Objective
Please return the lines of the records from the line containing "body-shape-badge: PROVEN TO" to the line containing "429, 695, 482]", including both, copying them exactly.

** Start Records for this task **

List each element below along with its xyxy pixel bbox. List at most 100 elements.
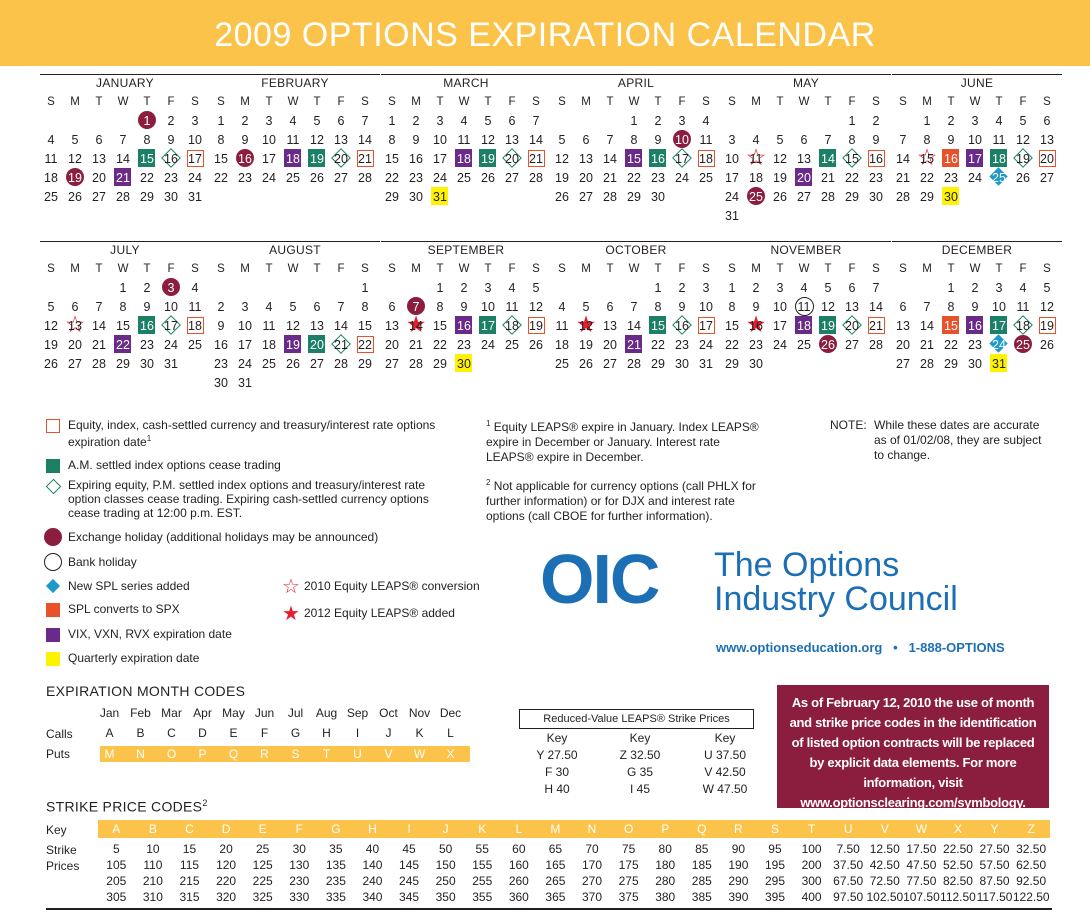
strike-price-cell: 220 (216, 874, 237, 888)
weekday-label: M (922, 262, 932, 275)
day-cell: 31 (164, 356, 178, 371)
day-cell: 1 (217, 113, 225, 128)
day-cell: 8 (388, 132, 396, 147)
strike-price-cell: 25 (255, 842, 270, 856)
page-title: 2009 OPTIONS EXPIRATION CALENDAR (214, 16, 876, 54)
day-cell: 5 (289, 299, 297, 314)
day-cell: 15 (385, 151, 399, 166)
strike-price-cell: 52.50 (942, 858, 973, 872)
day-cell: 12 (310, 132, 324, 147)
day-cell: 13 (92, 151, 106, 166)
day-cell: 29 (920, 189, 934, 204)
expiration-months-row: Jan Feb Mar Apr May Jun Jul Aug Sep Oct Nov Dec (94, 704, 466, 722)
empty-cell (817, 206, 839, 225)
oic-website[interactable]: www.optionseducation.org • 1-888-OPTIONS (716, 640, 1005, 655)
strike-price-cell: 180 (655, 858, 676, 872)
weekday-label: T (824, 262, 832, 275)
day-cell: 22 (725, 337, 739, 352)
empty-cell (1012, 187, 1034, 206)
put-code: T (322, 747, 331, 761)
legend-bank-label: Bank holiday (68, 555, 137, 569)
day-cell: 2 (678, 280, 686, 295)
day-cell: 9 (460, 299, 468, 314)
strike-price-cell: 122.50 (1012, 890, 1050, 904)
day-cell: 25 (699, 170, 713, 185)
week-row: 3 4 5 6 7 8 9 (721, 130, 891, 149)
weekday-label: S (532, 95, 540, 108)
weekday-label: F (1019, 262, 1027, 275)
symbology-notice: As of February 12, 2010 the use of month… (777, 685, 1049, 810)
strike-key: Z (1027, 822, 1035, 836)
weekday-label: S (872, 262, 880, 275)
day-cell: 19 (64, 168, 86, 187)
day-cell: 5 (484, 113, 492, 128)
day-cell: 14 (529, 132, 543, 147)
strike-key: J (442, 822, 449, 836)
day-cell: 28 (529, 170, 543, 185)
legend-bank: Bank holiday (44, 553, 137, 571)
weekday-label: F (678, 262, 686, 275)
yellow-square-icon (46, 652, 60, 666)
day-cell: 7 (923, 299, 931, 314)
strike-price-cell: 45 (402, 842, 416, 856)
month-august: AUGUST S M T W T F S 1 2 3 4 5 6 7 8 9 10 11 12 13 14 15 16 17 18… (210, 241, 380, 392)
strike-key: D (221, 822, 231, 836)
call-code: L (447, 726, 454, 740)
strike-price-cell: 77.50 (906, 874, 937, 888)
put-code: S (291, 747, 300, 761)
week-row: 5 6 7 8 9 10 11 (40, 297, 210, 316)
day-cell: 12 (68, 151, 82, 166)
strike-price-cell: 235 (325, 874, 346, 888)
day-cell: 21 (92, 337, 106, 352)
strike-price-cell: 195 (764, 858, 785, 872)
reduced-value-cell: Z 32.50 (619, 748, 661, 762)
day-cell: 1 (136, 111, 158, 130)
month-title: AUGUST (210, 241, 380, 259)
month-february: FEBRUARY S M T W T F S 1 2 3 4 5 6 7 8 9 10 11 12 13 14 15 16 17… (210, 74, 380, 187)
weekday-label: F (678, 95, 686, 108)
empty-cell (575, 278, 597, 297)
day-cell: 25 (188, 337, 202, 352)
empty-cell (769, 206, 791, 225)
weekday-label: T (265, 95, 273, 108)
strike-price-cell: 160 (508, 858, 529, 872)
month-title: FEBRUARY (210, 74, 380, 92)
day-cell: 5 (313, 113, 321, 128)
day-cell: 19 (817, 316, 839, 335)
strike-price-cell: 140 (362, 858, 383, 872)
day-cell: 27 (310, 356, 324, 371)
day-cell: 16 (453, 316, 475, 335)
weekday-label: S (558, 95, 566, 108)
week-row: 2 3 4 5 6 7 8 (210, 297, 380, 316)
day-cell: 29 (627, 189, 641, 204)
day-cell: 17 (773, 318, 787, 333)
day-cell: 11 (1016, 299, 1030, 314)
strike-price-cell: 65 (548, 842, 563, 856)
week-row: 1 2 3 (551, 278, 721, 297)
day-cell: 26 (310, 170, 324, 185)
month-september: SEPTEMBERSMTWTFS123456789101112131415161… (381, 241, 551, 373)
day-cell: 30 (409, 189, 423, 204)
reduced-value-cell: F 30 (544, 765, 569, 779)
strike-price-cell: 155 (472, 858, 493, 872)
calls-label: Calls (46, 727, 73, 741)
strike-key: Y (990, 822, 999, 836)
day-cell: 29 (385, 189, 399, 204)
day-cell: 7 (630, 299, 638, 314)
day-cell: 8 (119, 299, 127, 314)
week-row: 17 18 19 20 21 22 23 (721, 168, 891, 187)
strike-price-cell: 355 (472, 890, 493, 904)
day-cell: 23 (869, 170, 883, 185)
put-code: M (104, 747, 115, 761)
day-cell: 20 (306, 335, 328, 354)
empty-cell (525, 354, 547, 373)
footnote-mark: 1 (146, 434, 152, 443)
day-cell: 9 (971, 299, 979, 314)
day-cell: 20 (896, 337, 910, 352)
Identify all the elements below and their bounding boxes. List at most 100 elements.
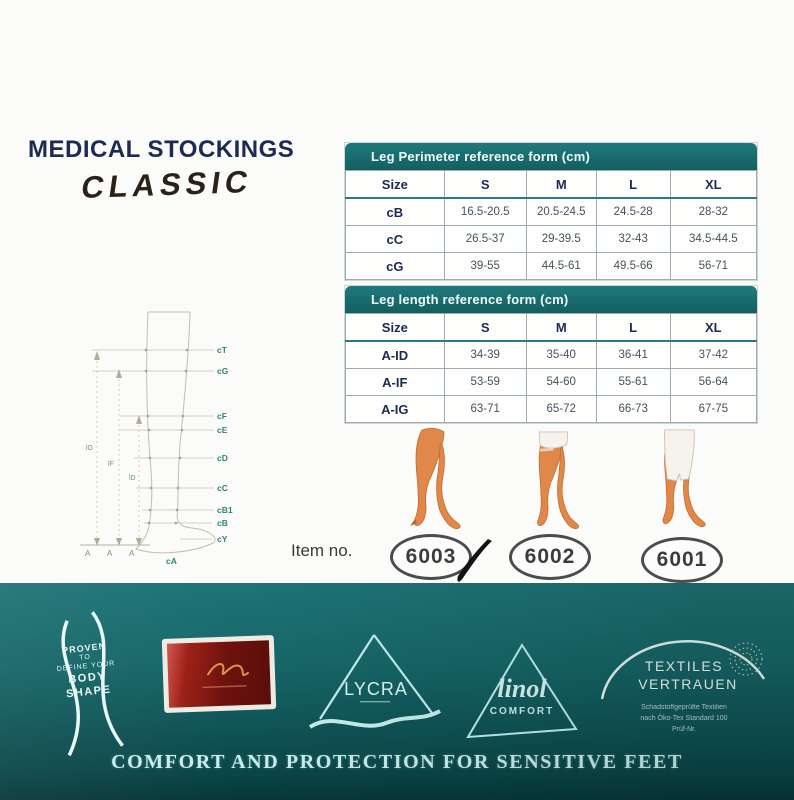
body-shape-badge: PROVEN TO DEFINE YOUR BODY SHAPE	[26, 604, 149, 766]
length-label: lD	[129, 475, 136, 482]
lycra-triangle-wave-icon: LYCRA	[308, 634, 441, 729]
cell-value: 36-41	[595, 340, 671, 369]
baseline-letter: A	[107, 549, 113, 558]
row-label: cB	[345, 197, 445, 226]
cell-value: 56-64	[669, 368, 758, 396]
cell-value: 29-39.5	[525, 225, 597, 253]
cell-value: 56-71	[669, 252, 758, 280]
capri-pants-overlay	[664, 429, 695, 482]
oeko-title-2: VERTRAUEN	[638, 676, 738, 692]
table-row: cC 26.5-37 29-39.5 32-43 34.5-44.5	[345, 225, 758, 253]
oeko-title-1: TEXTILES	[645, 658, 723, 674]
item-number-value: 6002	[524, 545, 576, 568]
table-row: A-ID 34-39 35-40 36-41 37-42	[345, 340, 758, 369]
column-header: S	[443, 313, 527, 342]
length-label: lF	[108, 461, 114, 468]
item-no-label: Item no.	[291, 541, 353, 560]
cell-value: 49.5-66	[595, 252, 671, 280]
textiles-vertrauen-badge: TEXTILES VERTRAUEN Schadstoffgeprüfte Te…	[594, 619, 788, 749]
row-label: A-IF	[345, 368, 445, 396]
thigh-high-stocking-illustration	[537, 431, 580, 530]
body-shape-text: PROVEN TO DEFINE YOUR BODY SHAPE	[30, 638, 143, 705]
lycra-badge: LYCRA	[308, 629, 444, 745]
column-header: Size	[345, 313, 445, 342]
girth-label: cB1	[217, 505, 233, 515]
baseline-letter: A	[129, 549, 135, 558]
cell-value: 44.5-61	[525, 252, 597, 280]
cell-value: 24.5-28	[595, 197, 671, 226]
cell-value: 54-60	[525, 368, 597, 396]
girth-label: cY	[217, 534, 228, 544]
pen-check-mark-icon	[457, 539, 492, 582]
linol-triangle-icon: linol COMFORT	[466, 643, 578, 739]
cell-value: 53-59	[443, 368, 527, 396]
column-header: XL	[669, 170, 758, 199]
column-header: Size	[345, 170, 445, 199]
cell-value: 28-32	[669, 197, 758, 226]
girth-label: cB	[217, 518, 228, 528]
cell-value: 39-55	[443, 252, 527, 280]
product-line-name: CLASSIC	[79, 163, 256, 206]
cell-value: 66-73	[595, 395, 671, 423]
girth-label: cD	[217, 453, 228, 463]
item-number-6002: 6002	[509, 534, 591, 580]
column-header: L	[595, 313, 671, 342]
girth-label: cC	[217, 483, 228, 493]
cell-value: 37-42	[669, 340, 758, 369]
cell-value: 16.5-20.5	[443, 197, 527, 226]
girth-label: cA	[166, 556, 177, 566]
cell-value: 34-39	[443, 340, 527, 369]
slogan-text: COMFORT AND PROTECTION FOR SENSITIVE FEE…	[111, 751, 683, 773]
row-label: A-ID	[345, 340, 445, 369]
table-header-row: Size S M L XL	[345, 170, 758, 199]
hourglass-curves-icon	[61, 611, 124, 757]
column-header: M	[525, 170, 597, 199]
pantyhose-illustration	[410, 427, 461, 530]
column-header: XL	[669, 313, 758, 342]
cell-value: 65-72	[525, 395, 597, 423]
shorts-overlay	[538, 431, 569, 449]
table-row: cG 39-55 44.5-61 49.5-66 56-71	[345, 252, 758, 280]
lycra-label: LYCRA	[344, 679, 408, 699]
column-header: L	[595, 170, 671, 199]
brand-band: PROVEN TO DEFINE YOUR BODY SHAPE LYCRA	[0, 583, 794, 800]
baseline-marks: A A A	[85, 549, 135, 558]
girth-label: cT	[217, 345, 228, 355]
red-brand-tag	[161, 635, 277, 713]
cell-value: 20.5-24.5	[525, 197, 597, 226]
girth-label: cF	[217, 411, 227, 421]
table-title: Leg length reference form (cm)	[345, 286, 757, 313]
cell-value: 55-61	[595, 368, 671, 396]
stocking-top-band	[539, 447, 554, 452]
length-label: lG	[86, 445, 93, 452]
linol-comfort-badge: linol COMFORT	[460, 639, 584, 745]
column-header: M	[525, 313, 597, 342]
oeko-small-line: Schadstoffgeprüfte Textilien	[641, 704, 727, 711]
cell-value: 26.5-37	[443, 225, 527, 253]
girth-label: cG	[217, 366, 229, 376]
row-label: cG	[345, 252, 445, 280]
cell-value: 67-75	[669, 395, 758, 423]
linol-label: linol	[497, 674, 547, 703]
table-row: A-IG 63-71 65-72 66-73 67-75	[345, 395, 758, 423]
knee-high-stocking-illustration	[662, 429, 706, 528]
oeko-small-line: Prüf-Nr.	[672, 726, 696, 733]
arc-icon	[600, 640, 766, 700]
cell-value: 34.5-44.5	[669, 225, 758, 253]
signature-script-icon	[202, 662, 249, 689]
oeko-small-line: nach Öko-Tex Standard 100	[640, 714, 727, 722]
table-title: Leg Perimeter reference form (cm)	[345, 143, 757, 170]
table-row: A-IF 53-59 54-60 55-61 56-64	[345, 368, 758, 396]
table-header-row: Size S M L XL	[345, 313, 758, 342]
cell-value: 35-40	[525, 340, 597, 369]
baseline-letter: A	[85, 549, 91, 558]
item-number-value: 6001	[656, 548, 708, 571]
cell-value: 63-71	[443, 395, 527, 423]
item-number-value: 6003	[405, 545, 457, 568]
product-title: MEDICAL STOCKINGS	[28, 136, 295, 163]
girth-label: cE	[217, 425, 228, 435]
row-label: A-IG	[345, 395, 445, 423]
item-number-6001: 6001	[641, 537, 723, 583]
leg-length-table: Leg length reference form (cm) Size S M …	[345, 286, 758, 423]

** End Records for this task **

Correct answer
body-shape-badge: PROVEN TO DEFINE YOUR BODY SHAPE	[26, 604, 149, 766]
length-label: lD	[129, 475, 136, 482]
lycra-triangle-wave-icon: LYCRA	[308, 634, 441, 729]
cell-value: 36-41	[595, 340, 671, 369]
baseline-letter: A	[107, 549, 113, 558]
row-label: cB	[345, 197, 445, 226]
cell-value: 56-64	[669, 368, 758, 396]
cell-value: 29-39.5	[525, 225, 597, 253]
cell-value: 56-71	[669, 252, 758, 280]
capri-pants-overlay	[664, 429, 695, 482]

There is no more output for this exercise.